YOUR TASK:
Which lines hold the word "source"? Copy each of them from the material.

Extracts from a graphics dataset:
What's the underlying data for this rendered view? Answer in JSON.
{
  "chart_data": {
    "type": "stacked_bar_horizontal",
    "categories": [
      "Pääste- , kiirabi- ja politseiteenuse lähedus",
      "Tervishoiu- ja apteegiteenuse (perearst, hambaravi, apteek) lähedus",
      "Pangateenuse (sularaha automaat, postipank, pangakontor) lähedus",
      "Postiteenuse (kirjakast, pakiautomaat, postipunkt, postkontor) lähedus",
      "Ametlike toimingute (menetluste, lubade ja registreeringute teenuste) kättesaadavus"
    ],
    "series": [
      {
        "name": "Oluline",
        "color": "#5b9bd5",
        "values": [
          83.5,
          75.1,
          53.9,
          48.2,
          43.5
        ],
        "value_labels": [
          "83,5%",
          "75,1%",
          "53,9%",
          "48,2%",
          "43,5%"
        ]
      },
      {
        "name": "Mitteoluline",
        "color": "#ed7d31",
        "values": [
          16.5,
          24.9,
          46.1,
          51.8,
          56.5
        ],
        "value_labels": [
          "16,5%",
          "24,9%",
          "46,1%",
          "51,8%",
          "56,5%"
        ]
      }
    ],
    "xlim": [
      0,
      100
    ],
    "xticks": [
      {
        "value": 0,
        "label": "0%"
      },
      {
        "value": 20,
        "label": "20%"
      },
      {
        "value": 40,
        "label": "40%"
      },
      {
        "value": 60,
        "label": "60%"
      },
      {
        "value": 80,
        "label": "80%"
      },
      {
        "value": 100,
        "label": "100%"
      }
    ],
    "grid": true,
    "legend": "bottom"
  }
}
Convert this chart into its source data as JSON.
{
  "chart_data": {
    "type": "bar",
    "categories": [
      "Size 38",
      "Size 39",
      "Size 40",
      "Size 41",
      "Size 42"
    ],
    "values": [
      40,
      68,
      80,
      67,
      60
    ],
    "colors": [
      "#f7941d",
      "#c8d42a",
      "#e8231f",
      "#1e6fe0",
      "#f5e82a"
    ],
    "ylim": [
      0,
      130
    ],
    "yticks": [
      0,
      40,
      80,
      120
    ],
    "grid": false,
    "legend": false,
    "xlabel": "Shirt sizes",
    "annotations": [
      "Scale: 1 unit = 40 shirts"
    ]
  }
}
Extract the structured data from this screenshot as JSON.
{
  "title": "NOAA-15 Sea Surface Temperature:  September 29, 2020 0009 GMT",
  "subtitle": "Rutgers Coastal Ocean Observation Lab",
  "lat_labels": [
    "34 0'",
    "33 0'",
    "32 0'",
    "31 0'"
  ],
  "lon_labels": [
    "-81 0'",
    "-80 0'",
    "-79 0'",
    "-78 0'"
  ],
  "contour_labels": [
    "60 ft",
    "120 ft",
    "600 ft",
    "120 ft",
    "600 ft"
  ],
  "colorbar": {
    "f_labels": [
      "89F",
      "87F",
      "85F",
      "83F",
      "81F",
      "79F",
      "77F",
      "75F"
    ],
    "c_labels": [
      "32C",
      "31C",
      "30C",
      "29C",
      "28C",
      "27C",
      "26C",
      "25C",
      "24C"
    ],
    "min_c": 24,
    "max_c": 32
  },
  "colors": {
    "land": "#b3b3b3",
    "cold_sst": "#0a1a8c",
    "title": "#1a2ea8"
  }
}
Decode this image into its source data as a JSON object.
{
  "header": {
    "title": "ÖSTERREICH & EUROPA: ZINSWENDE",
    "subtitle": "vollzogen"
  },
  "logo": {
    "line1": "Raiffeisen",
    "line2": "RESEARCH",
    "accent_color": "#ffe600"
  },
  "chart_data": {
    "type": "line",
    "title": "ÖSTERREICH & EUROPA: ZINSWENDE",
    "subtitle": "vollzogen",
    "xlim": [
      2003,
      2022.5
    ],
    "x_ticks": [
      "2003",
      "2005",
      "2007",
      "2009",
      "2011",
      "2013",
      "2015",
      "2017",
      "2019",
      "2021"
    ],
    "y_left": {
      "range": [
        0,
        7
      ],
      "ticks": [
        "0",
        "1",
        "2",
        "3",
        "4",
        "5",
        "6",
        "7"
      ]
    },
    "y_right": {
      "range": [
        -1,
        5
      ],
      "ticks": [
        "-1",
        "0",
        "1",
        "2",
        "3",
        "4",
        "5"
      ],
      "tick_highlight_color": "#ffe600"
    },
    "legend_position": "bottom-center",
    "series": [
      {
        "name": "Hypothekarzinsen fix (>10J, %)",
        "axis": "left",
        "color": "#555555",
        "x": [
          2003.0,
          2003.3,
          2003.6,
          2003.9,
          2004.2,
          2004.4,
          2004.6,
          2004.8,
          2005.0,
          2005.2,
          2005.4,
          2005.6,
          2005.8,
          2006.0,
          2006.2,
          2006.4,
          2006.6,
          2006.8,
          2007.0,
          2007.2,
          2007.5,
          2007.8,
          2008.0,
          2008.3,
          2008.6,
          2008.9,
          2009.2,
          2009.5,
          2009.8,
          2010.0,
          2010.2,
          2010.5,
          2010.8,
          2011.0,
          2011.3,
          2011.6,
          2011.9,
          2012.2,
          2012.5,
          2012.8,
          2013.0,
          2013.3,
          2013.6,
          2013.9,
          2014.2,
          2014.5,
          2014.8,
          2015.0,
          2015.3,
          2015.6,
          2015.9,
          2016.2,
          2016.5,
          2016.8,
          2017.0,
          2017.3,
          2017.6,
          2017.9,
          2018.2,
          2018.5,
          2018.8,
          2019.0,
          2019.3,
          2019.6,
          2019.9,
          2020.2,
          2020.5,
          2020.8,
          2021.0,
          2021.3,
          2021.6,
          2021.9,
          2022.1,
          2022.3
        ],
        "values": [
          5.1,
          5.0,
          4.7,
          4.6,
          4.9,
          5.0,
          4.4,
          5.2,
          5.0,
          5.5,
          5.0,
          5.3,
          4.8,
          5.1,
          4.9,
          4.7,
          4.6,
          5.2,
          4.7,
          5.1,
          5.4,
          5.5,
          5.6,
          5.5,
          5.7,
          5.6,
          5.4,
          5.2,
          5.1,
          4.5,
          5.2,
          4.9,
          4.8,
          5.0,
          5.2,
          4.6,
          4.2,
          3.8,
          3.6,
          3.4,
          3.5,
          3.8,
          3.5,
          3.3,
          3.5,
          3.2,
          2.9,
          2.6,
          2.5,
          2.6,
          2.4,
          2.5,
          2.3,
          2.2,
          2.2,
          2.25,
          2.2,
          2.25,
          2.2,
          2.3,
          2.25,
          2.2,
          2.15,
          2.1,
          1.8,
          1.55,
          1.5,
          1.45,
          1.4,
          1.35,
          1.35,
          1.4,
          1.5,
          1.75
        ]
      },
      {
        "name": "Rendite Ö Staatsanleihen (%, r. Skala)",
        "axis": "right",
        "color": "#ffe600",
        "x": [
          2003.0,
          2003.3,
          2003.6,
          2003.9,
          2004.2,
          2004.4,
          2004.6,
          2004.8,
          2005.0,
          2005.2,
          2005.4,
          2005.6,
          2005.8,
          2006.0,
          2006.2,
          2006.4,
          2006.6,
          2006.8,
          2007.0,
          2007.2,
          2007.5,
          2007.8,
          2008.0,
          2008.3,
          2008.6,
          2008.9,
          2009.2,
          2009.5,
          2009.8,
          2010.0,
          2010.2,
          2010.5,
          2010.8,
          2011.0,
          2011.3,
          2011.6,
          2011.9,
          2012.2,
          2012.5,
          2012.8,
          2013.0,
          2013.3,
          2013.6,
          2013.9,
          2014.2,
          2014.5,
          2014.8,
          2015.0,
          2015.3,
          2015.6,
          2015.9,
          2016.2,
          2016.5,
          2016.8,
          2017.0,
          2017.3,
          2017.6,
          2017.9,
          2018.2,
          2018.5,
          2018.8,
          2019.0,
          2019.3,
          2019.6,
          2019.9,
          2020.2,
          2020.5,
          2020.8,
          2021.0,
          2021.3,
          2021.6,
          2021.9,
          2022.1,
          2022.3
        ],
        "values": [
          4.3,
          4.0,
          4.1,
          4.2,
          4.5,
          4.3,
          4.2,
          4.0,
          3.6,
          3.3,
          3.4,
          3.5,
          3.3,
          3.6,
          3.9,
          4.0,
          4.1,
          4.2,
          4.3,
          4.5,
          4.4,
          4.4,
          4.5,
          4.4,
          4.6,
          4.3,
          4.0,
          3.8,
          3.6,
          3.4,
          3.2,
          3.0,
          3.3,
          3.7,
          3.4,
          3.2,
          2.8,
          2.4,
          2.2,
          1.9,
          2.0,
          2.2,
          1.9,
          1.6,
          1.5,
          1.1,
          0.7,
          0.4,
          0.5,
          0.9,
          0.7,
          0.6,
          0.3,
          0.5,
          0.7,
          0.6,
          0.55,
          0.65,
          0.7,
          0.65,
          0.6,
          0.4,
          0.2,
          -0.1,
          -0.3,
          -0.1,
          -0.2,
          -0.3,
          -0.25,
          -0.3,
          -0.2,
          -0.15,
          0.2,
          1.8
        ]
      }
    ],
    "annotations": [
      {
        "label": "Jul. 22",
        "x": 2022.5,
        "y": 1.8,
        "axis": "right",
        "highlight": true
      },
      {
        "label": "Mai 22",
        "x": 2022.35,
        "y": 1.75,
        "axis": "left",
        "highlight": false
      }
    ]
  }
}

ANSWER IN FULL:
Convert this chart into its source data as JSON.
Decode this image into its source data as a JSON object.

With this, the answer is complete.